What you need to do:
Report every line of the records beneath this task that holds the string "MAGIC".

** Opening Supplied material block **

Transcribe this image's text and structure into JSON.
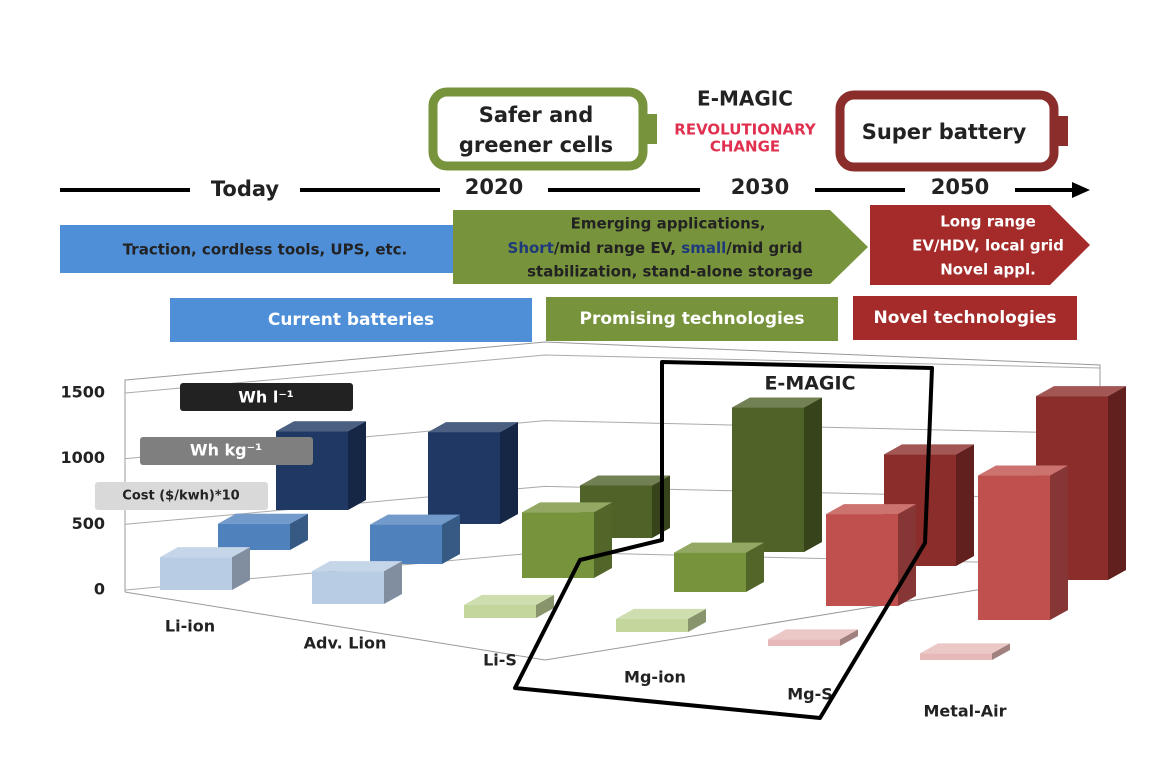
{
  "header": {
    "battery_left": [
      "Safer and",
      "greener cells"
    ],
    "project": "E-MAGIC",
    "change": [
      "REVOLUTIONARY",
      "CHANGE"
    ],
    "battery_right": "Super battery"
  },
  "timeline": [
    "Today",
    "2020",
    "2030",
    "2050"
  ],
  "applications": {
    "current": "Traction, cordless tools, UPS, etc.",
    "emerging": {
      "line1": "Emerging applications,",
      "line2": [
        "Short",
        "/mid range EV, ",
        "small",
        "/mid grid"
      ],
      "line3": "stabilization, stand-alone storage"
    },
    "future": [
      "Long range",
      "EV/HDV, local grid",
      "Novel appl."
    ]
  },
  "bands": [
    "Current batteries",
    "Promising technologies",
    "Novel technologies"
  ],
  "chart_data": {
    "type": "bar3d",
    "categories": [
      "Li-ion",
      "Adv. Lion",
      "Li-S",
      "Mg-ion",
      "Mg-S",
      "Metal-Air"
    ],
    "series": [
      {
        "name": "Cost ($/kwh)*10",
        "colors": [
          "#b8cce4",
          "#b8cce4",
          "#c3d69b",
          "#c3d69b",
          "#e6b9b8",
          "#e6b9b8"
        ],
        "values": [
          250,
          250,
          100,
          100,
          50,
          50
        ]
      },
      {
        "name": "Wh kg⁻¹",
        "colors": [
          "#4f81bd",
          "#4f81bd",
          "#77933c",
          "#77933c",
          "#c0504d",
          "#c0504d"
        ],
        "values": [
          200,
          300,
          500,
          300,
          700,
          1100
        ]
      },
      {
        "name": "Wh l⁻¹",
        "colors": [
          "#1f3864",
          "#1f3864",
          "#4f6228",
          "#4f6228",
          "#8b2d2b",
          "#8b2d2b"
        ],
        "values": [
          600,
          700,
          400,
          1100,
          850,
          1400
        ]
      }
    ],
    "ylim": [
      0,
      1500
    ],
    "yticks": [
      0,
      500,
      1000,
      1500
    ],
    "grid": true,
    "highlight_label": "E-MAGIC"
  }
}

** Closing Supplied material block **

Task solution:
    "project": "E-MAGIC",
    "highlight_label": "E-MAGIC"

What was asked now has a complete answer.